[Study questions]:
• a. Do these statements agree with the brain MWF mapping excerpt? For each, answer yes or no and quote the words that decide it. (i) The classic 2D CPMG MESE sequence takes roughly 25 minutes per brain slice. (ii) FAST-T2 shortens scan time by collecting more echo times. (iii) The study aimed to map MWF across the whole brain in 10 minutes.
• b. Answer these questions from the brain MWF mapping excerpt:
(i) What field strength is named as an example of a higher static field strength?
(ii) How many major goals did the study have?
(iii) In whom was the reproducibility of the technique to be shown?
• c. Write out, word for word, the part of the brain MWF mapping excerpt starting with "This study had" and going on through "in healthy volunteers.".

*** Page excerpt Section Begins ***

A major barrier to a successful translation of brain MWF mapping into routine clinical use has been long acquisition time, partly due to the high signal-to-noise ratio (SNR) demand of multiexponential data analysis (13,14) and partly due to the low data sampling speed of conventional pulse sequences. To overcome this challenge, advanced pulse sequence designs with higher SNR efficiency have been introduced to drastically reduce the traditional acquisition of approximately 25 min per brain slice by the classic two-dimensional (2D) Carr–Purcell–Meiboom–Gill (CPMG) multiecho spin echo (MESE) sequence (15,16) to achieve whole brain coverage in the same time or less (17–19). In particular, Fast acquisition with spiral trajectory and T2prep (FAST-T2) is an SNR-efficient and flexible sequence capable of reducing the scan time further by using the SNR benefit of higher static field strengths such as 3T and reducing the number of collected echo times (TEs) (18). However, the increased B₀ and B₁ field inhomogeneity at 3T may seriously degrade the T2 weighting accuracy of the conventional T2prep, potentially leading to unreliable MWF quantification (20).

This study had three major goals: 1) develop a robust adiabatic T2prep design for FAST-T2 based MWF mapping at 3T, 2) achieve whole brain MWF mapping in 4 min by means of efficient geometric TE sampling and the use of a robust spatially constrained nonlinear data fitting algorithm, and 3) demonstrate the high intrasite reproducibility of the developed brain MWF mapping technique in healthy volunteers.

*** Page excerpt Section Ends ***
*** Records shown Section Begins ***

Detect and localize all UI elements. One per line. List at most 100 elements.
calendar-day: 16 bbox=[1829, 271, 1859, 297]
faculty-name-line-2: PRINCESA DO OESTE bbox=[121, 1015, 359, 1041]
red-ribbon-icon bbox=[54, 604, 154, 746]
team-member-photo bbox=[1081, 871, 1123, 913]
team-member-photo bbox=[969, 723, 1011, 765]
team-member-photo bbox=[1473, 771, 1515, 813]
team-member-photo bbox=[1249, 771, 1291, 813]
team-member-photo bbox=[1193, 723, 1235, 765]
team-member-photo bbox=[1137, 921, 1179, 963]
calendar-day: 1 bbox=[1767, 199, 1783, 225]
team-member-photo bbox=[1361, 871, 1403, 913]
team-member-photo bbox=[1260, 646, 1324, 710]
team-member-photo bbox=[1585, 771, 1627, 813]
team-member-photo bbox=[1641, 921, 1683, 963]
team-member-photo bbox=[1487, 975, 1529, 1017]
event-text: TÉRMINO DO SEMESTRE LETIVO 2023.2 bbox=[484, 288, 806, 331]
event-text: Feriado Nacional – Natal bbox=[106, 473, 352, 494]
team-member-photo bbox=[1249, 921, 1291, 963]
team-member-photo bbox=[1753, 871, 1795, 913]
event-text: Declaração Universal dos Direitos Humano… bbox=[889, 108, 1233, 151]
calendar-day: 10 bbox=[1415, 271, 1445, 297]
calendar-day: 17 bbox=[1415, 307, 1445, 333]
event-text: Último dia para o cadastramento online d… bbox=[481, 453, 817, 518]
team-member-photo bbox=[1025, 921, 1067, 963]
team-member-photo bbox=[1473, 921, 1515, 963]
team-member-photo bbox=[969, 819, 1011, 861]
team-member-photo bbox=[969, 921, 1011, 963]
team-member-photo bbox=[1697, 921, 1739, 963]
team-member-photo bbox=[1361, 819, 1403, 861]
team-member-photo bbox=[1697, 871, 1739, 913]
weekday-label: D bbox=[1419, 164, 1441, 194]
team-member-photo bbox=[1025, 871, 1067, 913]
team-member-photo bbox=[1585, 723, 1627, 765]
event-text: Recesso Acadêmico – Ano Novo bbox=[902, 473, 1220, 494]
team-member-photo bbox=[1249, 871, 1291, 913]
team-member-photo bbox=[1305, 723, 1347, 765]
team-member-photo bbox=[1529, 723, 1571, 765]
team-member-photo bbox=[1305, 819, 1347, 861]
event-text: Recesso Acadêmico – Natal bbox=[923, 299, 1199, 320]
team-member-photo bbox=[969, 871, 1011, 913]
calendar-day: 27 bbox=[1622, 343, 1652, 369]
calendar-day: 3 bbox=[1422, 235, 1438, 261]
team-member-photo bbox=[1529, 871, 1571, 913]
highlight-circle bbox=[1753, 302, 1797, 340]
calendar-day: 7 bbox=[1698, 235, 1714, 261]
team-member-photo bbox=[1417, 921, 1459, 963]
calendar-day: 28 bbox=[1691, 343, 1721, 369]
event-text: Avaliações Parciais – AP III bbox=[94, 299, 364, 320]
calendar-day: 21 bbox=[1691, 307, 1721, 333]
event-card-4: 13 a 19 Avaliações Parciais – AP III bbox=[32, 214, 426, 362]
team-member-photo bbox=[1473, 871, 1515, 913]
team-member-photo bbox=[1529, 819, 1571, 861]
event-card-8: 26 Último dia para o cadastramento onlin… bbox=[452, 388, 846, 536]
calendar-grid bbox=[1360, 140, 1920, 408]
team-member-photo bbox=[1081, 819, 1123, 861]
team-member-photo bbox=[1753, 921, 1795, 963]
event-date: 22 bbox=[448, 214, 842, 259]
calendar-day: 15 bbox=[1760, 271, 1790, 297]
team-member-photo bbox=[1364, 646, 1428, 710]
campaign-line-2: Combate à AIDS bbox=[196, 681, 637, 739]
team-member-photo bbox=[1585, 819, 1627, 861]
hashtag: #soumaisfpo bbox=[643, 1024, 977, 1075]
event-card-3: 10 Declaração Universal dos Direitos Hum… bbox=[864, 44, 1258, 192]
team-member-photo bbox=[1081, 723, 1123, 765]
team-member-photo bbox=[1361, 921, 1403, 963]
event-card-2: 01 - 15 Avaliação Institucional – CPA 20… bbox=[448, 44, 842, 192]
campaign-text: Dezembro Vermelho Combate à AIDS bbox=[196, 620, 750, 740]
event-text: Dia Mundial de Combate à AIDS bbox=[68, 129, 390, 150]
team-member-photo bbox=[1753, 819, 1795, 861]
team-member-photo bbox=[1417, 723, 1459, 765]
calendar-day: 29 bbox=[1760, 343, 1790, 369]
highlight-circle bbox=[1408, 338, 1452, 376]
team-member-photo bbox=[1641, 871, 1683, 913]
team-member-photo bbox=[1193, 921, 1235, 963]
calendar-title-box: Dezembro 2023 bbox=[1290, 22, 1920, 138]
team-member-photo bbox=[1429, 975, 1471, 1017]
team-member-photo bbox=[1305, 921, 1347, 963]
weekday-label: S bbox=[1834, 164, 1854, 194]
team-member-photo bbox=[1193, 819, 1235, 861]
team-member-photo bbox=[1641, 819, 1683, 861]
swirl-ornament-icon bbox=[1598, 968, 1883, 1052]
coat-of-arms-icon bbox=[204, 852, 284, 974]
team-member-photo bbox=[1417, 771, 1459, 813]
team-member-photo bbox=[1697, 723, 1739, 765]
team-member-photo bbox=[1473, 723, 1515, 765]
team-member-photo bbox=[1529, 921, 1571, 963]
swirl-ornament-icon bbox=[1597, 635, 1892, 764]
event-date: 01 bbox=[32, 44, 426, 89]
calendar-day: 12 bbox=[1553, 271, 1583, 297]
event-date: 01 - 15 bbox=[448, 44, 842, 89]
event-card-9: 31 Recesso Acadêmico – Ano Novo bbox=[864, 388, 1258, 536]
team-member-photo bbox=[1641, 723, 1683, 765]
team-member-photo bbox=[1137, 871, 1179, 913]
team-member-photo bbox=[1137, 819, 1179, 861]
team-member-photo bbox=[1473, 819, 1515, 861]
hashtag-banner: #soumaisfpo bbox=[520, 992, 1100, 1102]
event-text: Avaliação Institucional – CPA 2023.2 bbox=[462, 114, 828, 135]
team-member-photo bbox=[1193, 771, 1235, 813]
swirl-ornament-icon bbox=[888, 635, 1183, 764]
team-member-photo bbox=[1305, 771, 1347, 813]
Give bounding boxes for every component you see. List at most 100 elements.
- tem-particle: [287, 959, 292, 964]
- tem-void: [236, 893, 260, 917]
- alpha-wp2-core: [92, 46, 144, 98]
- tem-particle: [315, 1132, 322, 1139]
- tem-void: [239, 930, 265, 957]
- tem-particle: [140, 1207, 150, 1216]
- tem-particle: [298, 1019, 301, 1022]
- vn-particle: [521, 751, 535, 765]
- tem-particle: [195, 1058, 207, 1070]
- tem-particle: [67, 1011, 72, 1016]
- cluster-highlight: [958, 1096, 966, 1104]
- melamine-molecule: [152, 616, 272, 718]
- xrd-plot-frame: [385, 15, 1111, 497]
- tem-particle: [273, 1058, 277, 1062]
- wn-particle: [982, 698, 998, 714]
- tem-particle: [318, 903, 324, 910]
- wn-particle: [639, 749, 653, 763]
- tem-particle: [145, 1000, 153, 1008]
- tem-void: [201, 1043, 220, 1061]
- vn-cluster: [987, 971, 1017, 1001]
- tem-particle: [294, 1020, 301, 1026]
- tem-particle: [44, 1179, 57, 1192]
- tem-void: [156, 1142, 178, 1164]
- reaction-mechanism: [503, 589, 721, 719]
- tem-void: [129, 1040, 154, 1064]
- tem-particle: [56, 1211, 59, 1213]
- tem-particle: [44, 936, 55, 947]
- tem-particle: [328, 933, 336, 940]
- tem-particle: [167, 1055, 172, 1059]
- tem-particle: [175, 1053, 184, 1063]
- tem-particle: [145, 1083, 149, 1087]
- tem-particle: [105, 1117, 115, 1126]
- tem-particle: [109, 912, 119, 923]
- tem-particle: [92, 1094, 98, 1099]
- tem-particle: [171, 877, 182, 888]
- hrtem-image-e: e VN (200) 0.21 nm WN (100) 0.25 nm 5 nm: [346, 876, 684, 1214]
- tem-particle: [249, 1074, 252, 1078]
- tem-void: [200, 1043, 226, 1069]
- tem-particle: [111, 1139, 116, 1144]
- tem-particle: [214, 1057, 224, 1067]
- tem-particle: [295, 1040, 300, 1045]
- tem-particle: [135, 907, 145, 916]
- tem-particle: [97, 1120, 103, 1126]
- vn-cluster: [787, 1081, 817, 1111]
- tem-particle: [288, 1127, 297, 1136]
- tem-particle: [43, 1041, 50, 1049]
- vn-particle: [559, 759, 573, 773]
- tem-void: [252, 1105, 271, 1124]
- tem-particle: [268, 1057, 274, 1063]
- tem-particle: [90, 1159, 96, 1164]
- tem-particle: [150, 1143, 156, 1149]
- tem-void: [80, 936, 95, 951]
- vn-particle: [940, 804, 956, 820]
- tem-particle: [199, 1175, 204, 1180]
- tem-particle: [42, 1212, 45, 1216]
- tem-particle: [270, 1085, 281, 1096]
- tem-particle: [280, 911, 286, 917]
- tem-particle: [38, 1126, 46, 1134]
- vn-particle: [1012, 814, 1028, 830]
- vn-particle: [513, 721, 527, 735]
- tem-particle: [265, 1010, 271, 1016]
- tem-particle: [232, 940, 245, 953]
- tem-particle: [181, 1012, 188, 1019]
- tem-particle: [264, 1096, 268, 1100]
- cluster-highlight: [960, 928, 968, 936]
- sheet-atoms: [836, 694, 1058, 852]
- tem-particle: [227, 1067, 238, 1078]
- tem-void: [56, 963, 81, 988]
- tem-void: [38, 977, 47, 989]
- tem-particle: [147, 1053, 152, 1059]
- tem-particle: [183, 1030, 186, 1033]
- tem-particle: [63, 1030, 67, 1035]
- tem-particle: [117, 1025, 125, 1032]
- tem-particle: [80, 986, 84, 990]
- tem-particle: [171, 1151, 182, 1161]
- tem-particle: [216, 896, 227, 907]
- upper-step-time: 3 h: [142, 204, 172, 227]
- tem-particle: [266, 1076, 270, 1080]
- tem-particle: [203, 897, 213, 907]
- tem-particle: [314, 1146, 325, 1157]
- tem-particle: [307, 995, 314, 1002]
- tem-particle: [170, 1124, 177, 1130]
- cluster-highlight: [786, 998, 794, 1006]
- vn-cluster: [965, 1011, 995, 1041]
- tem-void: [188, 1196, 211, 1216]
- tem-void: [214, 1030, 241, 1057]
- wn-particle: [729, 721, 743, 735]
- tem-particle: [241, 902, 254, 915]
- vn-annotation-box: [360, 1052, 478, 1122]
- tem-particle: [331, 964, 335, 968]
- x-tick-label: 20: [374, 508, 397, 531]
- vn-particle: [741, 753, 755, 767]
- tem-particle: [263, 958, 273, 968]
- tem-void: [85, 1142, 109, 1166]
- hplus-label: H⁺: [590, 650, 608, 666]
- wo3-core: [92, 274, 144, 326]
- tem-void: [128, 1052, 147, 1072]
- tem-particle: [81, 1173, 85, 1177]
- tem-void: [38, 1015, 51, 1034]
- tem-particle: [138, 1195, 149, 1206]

*** Records shown Section Ends ***

[Answers to the tasks]:
• a.
(i) Yes: "the traditional acquisition of approximately 25 min per brain slice by the classic two-dimensional (2D) Carr–Purcell–Meiboom–Gill (CPMG) multiecho spin echo (MESE) sequence"
(ii) No: "reducing the number of collected echo times (TEs)"
(iii) No: "achieve whole brain MWF mapping in 4 min"

• b.
(i) 3T
(ii) Three
(iii) Healthy volunteers

• c.
This study had three major goals: 1) develop a robust adiabatic T2prep design for FAST-T2 based MWF mapping at 3T, 2) achieve whole brain MWF mapping in 4 min by means of efficient geometric TE sampling and the use of a robust spatially constrained nonlinear data fitting algorithm, and 3) demonstrate the high intrasite reproducibility of the developed brain MWF mapping technique in healthy volunteers.